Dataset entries
━━━━━━━━━━━━━━━━━━━━

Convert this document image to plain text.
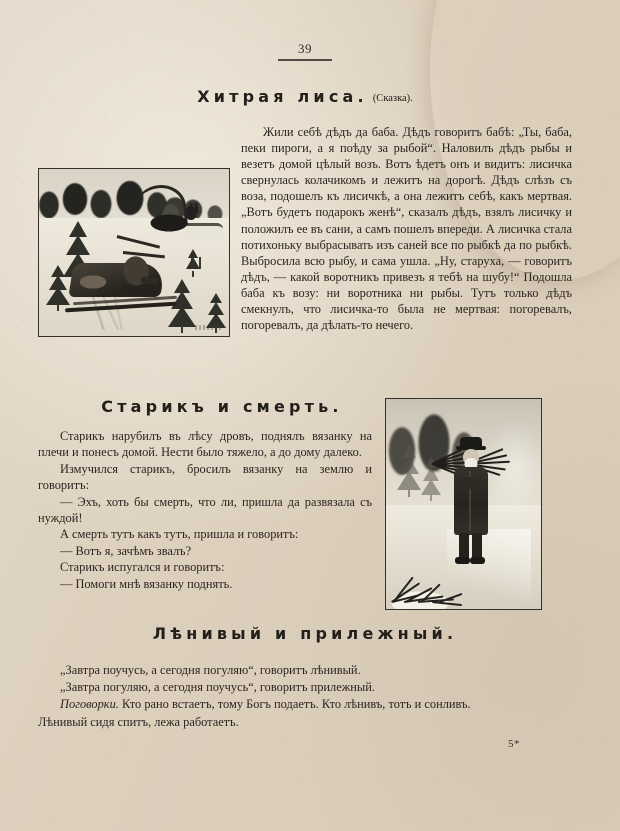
39
Хитрая лиса. (Сказка).

Жили себѣ дѣдъ да баба. Дѣдъ говоритъ бабѣ: „Ты, баба, пеки пироги, а я поѣду за рыбой“. Наловилъ дѣдъ рыбы и везетъ домой цѣлый возъ. Вотъ ѣдетъ онъ и видитъ: лисичка свернулась колачикомъ и лежитъ на дорогѣ. Дѣдъ слѣзъ съ воза, подошелъ къ лисичкѣ, а она лежитъ себѣ, какъ мертвая. „Вотъ будетъ подарокъ женѣ“, сказалъ дѣдъ, взялъ лисичку и положилъ ее въ сани, а самъ пошелъ впереди. А лисичка стала потихоньку выбрасывать изъ саней все по рыбкѣ да по рыбкѣ. Выбросила всю рыбу, и сама ушла. „Ну, старуха, — говоритъ дѣдъ, — какой воротникъ привезъ я тебѣ на шубу!“ Подошла баба къ возу: ни воротника ни рыбы. Тутъ только дѣдъ смекнулъ, что лисичка-то была не мертвая: погоревалъ, погоревалъ, да дѣлать-то нечего.

Старикъ и смерть.

Старикъ нарубилъ въ лѣсу дровъ, поднялъ вязанку на плечи и понесъ домой. Нести было тяжело, а до дому далеко.

Измучился старикъ, бросилъ вязанку на землю и говоритъ:

— Эхъ, хоть бы смерть, что ли, пришла да развязала съ нуждой!

А смерть тутъ какъ тутъ, пришла и говоритъ:

— Вотъ я, зачѣмъ звалъ?

Старикъ испугался и говоритъ:

— Помоги мнѣ вязанку поднять.

Лѣнивый и прилежный.

„Завтра поучусь, а сегодня погуляю“, говоритъ лѣнивый.

„Завтра погуляю, а сегодня поучусь“, говоритъ прилежный.

Поговорки. Кто рано встаетъ, тому Богъ подаетъ. Кто лѣнивъ, тотъ и сонливъ. Лѣнивый сидя спитъ, лежа работаетъ.

5*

━━━━━━━━━━━━━━━━━━━━

What this task involves:
Make an exact copy of every entry above, minus the images.

Solution to the problem:
Convert this document image to plain text.
39
Хитрая лиса. (Сказка).

Жили себѣ дѣдъ да баба. Дѣдъ говоритъ бабѣ: „Ты, баба, пеки пироги, а я поѣду за рыбой“. Наловилъ дѣдъ рыбы и везетъ домой цѣлый возъ. Вотъ ѣдетъ онъ и видитъ: лисичка свернулась колачикомъ и лежитъ на дорогѣ. Дѣдъ слѣзъ съ воза, подошелъ къ лисичкѣ, а она лежитъ себѣ, какъ мертвая. „Вотъ будетъ подарокъ женѣ“, сказалъ дѣдъ, взялъ лисичку и положилъ ее въ сани, а самъ пошелъ впереди. А лисичка стала потихоньку выбрасывать изъ саней все по рыбкѣ да по рыбкѣ. Выбросила всю рыбу, и сама ушла. „Ну, старуха, — говоритъ дѣдъ, — какой воротникъ привезъ я тебѣ на шубу!“ Подошла баба къ возу: ни воротника ни рыбы. Тутъ только дѣдъ смекнулъ, что лисичка-то была не мертвая: погоревалъ, погоревалъ, да дѣлать-то нечего.

Старикъ и смерть.

Старикъ нарубилъ въ лѣсу дровъ, поднялъ вязанку на плечи и понесъ домой. Нести было тяжело, а до дому далеко.

Измучился старикъ, бросилъ вязанку на землю и говоритъ:

— Эхъ, хоть бы смерть, что ли, пришла да развязала съ нуждой!

А смерть тутъ какъ тутъ, пришла и говоритъ:

— Вотъ я, зачѣмъ звалъ?

Старикъ испугался и говоритъ:

— Помоги мнѣ вязанку поднять.

Лѣнивый и прилежный.

„Завтра поучусь, а сегодня погуляю“, говоритъ лѣнивый.

„Завтра погуляю, а сегодня поучусь“, говоритъ прилежный.

Поговорки. Кто рано встаетъ, тому Богъ подаетъ. Кто лѣнивъ, тотъ и сонливъ. Лѣнивый сидя спитъ, лежа работаетъ.

5*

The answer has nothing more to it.